Supplied data:
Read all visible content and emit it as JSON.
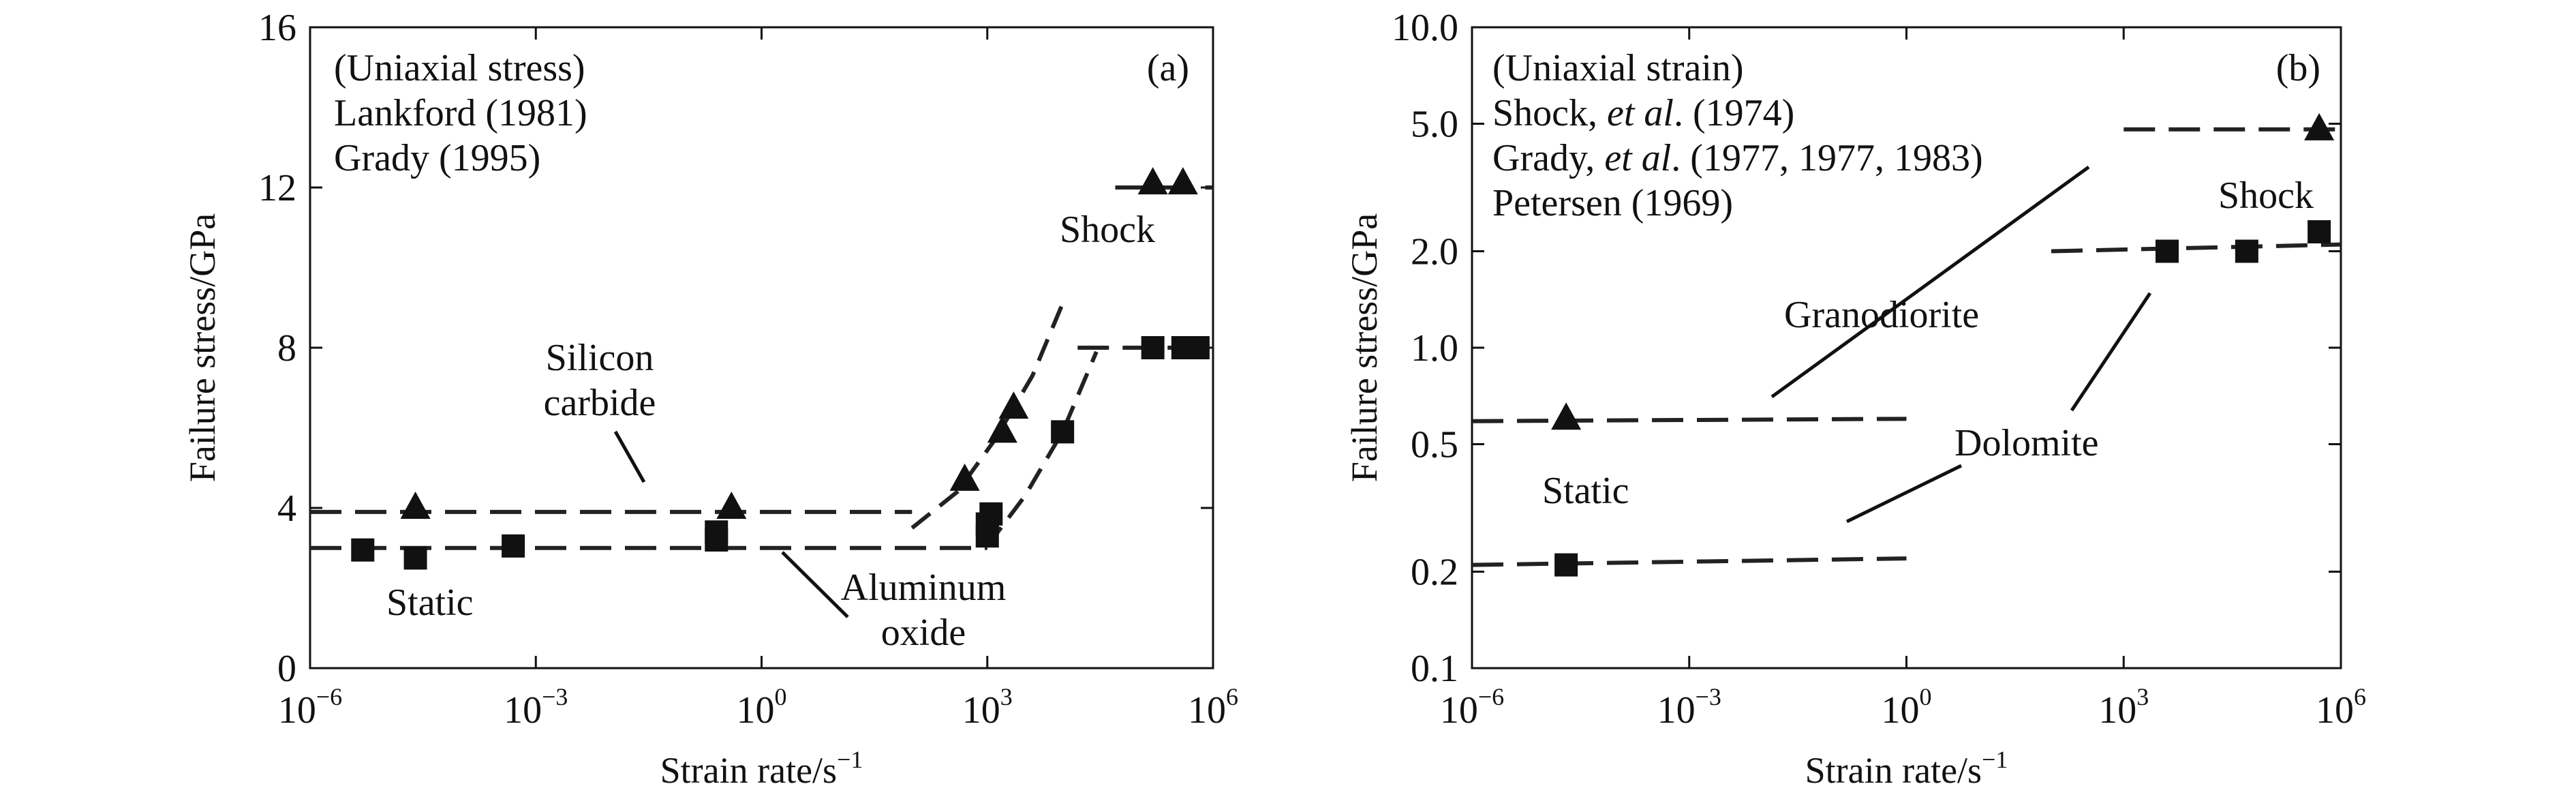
{
  "chart_data": [
    {
      "type": "scatter",
      "panel": "(a)",
      "title": "",
      "xlabel": "Strain rate/s",
      "xlabel_exp": "−1",
      "ylabel": "Failure stress/GPa",
      "xscale": "log",
      "xlim_exp": [
        -6,
        6
      ],
      "ylim": [
        0,
        16
      ],
      "xticks": [
        {
          "exp": -6,
          "base": "10",
          "sup": "−6"
        },
        {
          "exp": -3,
          "base": "10",
          "sup": "−3"
        },
        {
          "exp": 0,
          "base": "10",
          "sup": "0"
        },
        {
          "exp": 3,
          "base": "10",
          "sup": "3"
        },
        {
          "exp": 6,
          "base": "10",
          "sup": "6"
        }
      ],
      "yticks": [
        {
          "v": 0,
          "label": "0"
        },
        {
          "v": 4,
          "label": "4"
        },
        {
          "v": 8,
          "label": "8"
        },
        {
          "v": 12,
          "label": "12"
        },
        {
          "v": 16,
          "label": "16"
        }
      ],
      "legend_text": [
        "(Uniaxial stress)",
        "Lankford (1981)",
        "Grady (1995)"
      ],
      "series": [
        {
          "name": "Silicon carbide",
          "marker": "triangle",
          "points": [
            [
              -4.6,
              4.0
            ],
            [
              -0.4,
              4.0
            ],
            [
              2.7,
              4.7
            ],
            [
              3.2,
              5.9
            ],
            [
              3.35,
              6.5
            ],
            [
              5.2,
              12.1
            ],
            [
              5.6,
              12.1
            ]
          ],
          "lines": [
            {
              "style": "dashed",
              "points": [
                [
                  -6,
                  3.9
                ],
                [
                  2.0,
                  3.9
                ]
              ]
            },
            {
              "style": "dashed",
              "points": [
                [
                  2.0,
                  3.5
                ],
                [
                  2.6,
                  4.4
                ],
                [
                  3.1,
                  5.7
                ],
                [
                  3.6,
                  7.3
                ],
                [
                  4.0,
                  9.1
                ]
              ]
            },
            {
              "style": "dashed",
              "points": [
                [
                  4.7,
                  12.0
                ],
                [
                  6,
                  12.0
                ]
              ]
            }
          ]
        },
        {
          "name": "Aluminum oxide",
          "marker": "square",
          "points": [
            [
              -5.3,
              2.95
            ],
            [
              -4.6,
              2.75
            ],
            [
              -3.3,
              3.05
            ],
            [
              -0.6,
              3.2
            ],
            [
              -0.6,
              3.4
            ],
            [
              3.0,
              3.3
            ],
            [
              3.0,
              3.6
            ],
            [
              3.05,
              3.85
            ],
            [
              4.0,
              5.9
            ],
            [
              5.2,
              8.0
            ],
            [
              5.6,
              8.0
            ],
            [
              5.8,
              8.0
            ]
          ],
          "lines": [
            {
              "style": "dashed",
              "points": [
                [
                  -6,
                  3.0
                ],
                [
                  3.0,
                  3.0
                ]
              ]
            },
            {
              "style": "dashed",
              "points": [
                [
                  3.0,
                  3.05
                ],
                [
                  3.5,
                  4.3
                ],
                [
                  4.0,
                  5.9
                ],
                [
                  4.45,
                  7.9
                ]
              ]
            },
            {
              "style": "dashed",
              "points": [
                [
                  4.2,
                  8.0
                ],
                [
                  6,
                  8.0
                ]
              ]
            }
          ]
        }
      ],
      "annotations": [
        {
          "key": "silicon",
          "lines": [
            "Silicon",
            "carbide"
          ]
        },
        {
          "key": "alumina",
          "lines": [
            "Aluminum",
            "oxide"
          ]
        },
        {
          "key": "static",
          "lines": [
            "Static"
          ]
        },
        {
          "key": "shock",
          "lines": [
            "Shock"
          ]
        }
      ]
    },
    {
      "type": "scatter",
      "panel": "(b)",
      "title": "",
      "xlabel": "Strain rate/s",
      "xlabel_exp": "−1",
      "ylabel": "Failure stress/GPa",
      "xscale": "log",
      "yscale": "log",
      "xlim_exp": [
        -6,
        6
      ],
      "ylim": [
        0.1,
        10.0
      ],
      "xticks": [
        {
          "exp": -6,
          "base": "10",
          "sup": "−6"
        },
        {
          "exp": -3,
          "base": "10",
          "sup": "−3"
        },
        {
          "exp": 0,
          "base": "10",
          "sup": "0"
        },
        {
          "exp": 3,
          "base": "10",
          "sup": "3"
        },
        {
          "exp": 6,
          "base": "10",
          "sup": "6"
        }
      ],
      "yticks": [
        {
          "v": 0.1,
          "label": "0.1"
        },
        {
          "v": 0.2,
          "label": "0.2"
        },
        {
          "v": 0.5,
          "label": "0.5"
        },
        {
          "v": 1.0,
          "label": "1.0"
        },
        {
          "v": 2.0,
          "label": "2.0"
        },
        {
          "v": 5.0,
          "label": "5.0"
        },
        {
          "v": 10.0,
          "label": "10.0"
        }
      ],
      "legend_text": [
        {
          "pre": "(Uniaxial strain)",
          "ital": "",
          "post": ""
        },
        {
          "pre": "Shock, ",
          "ital": "et al",
          "post": ". (1974)"
        },
        {
          "pre": "Grady, ",
          "ital": "et al",
          "post": ". (1977, 1977, 1983)"
        },
        {
          "pre": "Petersen (1969)",
          "ital": "",
          "post": ""
        }
      ],
      "series": [
        {
          "name": "Granodiorite",
          "marker": "triangle",
          "points": [
            [
              -4.7,
              0.6
            ],
            [
              5.7,
              4.8
            ]
          ],
          "lines": [
            {
              "style": "dashed",
              "points": [
                [
                  -6,
                  0.59
                ],
                [
                  0.0,
                  0.6
                ]
              ]
            },
            {
              "style": "dashed",
              "points": [
                [
                  3.0,
                  4.8
                ],
                [
                  6,
                  4.8
                ]
              ]
            }
          ]
        },
        {
          "name": "Dolomite",
          "marker": "square",
          "points": [
            [
              -4.7,
              0.21
            ],
            [
              3.6,
              2.0
            ],
            [
              4.7,
              2.0
            ],
            [
              5.7,
              2.3
            ]
          ],
          "lines": [
            {
              "style": "dashed",
              "points": [
                [
                  -6,
                  0.21
                ],
                [
                  0.0,
                  0.22
                ]
              ]
            },
            {
              "style": "dashed",
              "points": [
                [
                  2.0,
                  2.0
                ],
                [
                  6,
                  2.1
                ]
              ]
            }
          ]
        }
      ],
      "annotations": [
        {
          "key": "granodiorite",
          "lines": [
            "Granodiorite"
          ]
        },
        {
          "key": "dolomite",
          "lines": [
            "Dolomite"
          ]
        },
        {
          "key": "static",
          "lines": [
            "Static"
          ]
        },
        {
          "key": "shock",
          "lines": [
            "Shock"
          ]
        }
      ]
    }
  ]
}
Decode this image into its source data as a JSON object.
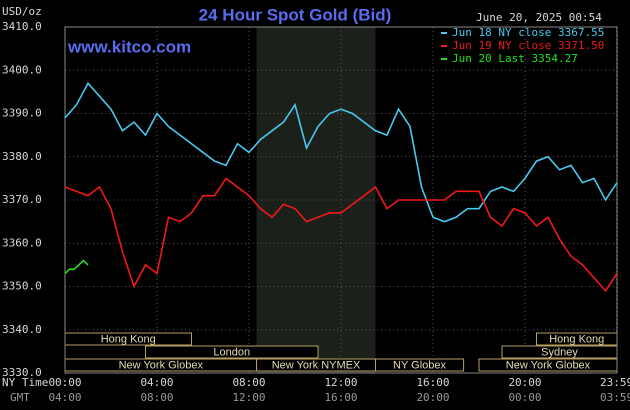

What you are asked to do:
The lines above form a set of records; determine how many of them contain the string "name" and give that number alone.

Solution to the exercise:
4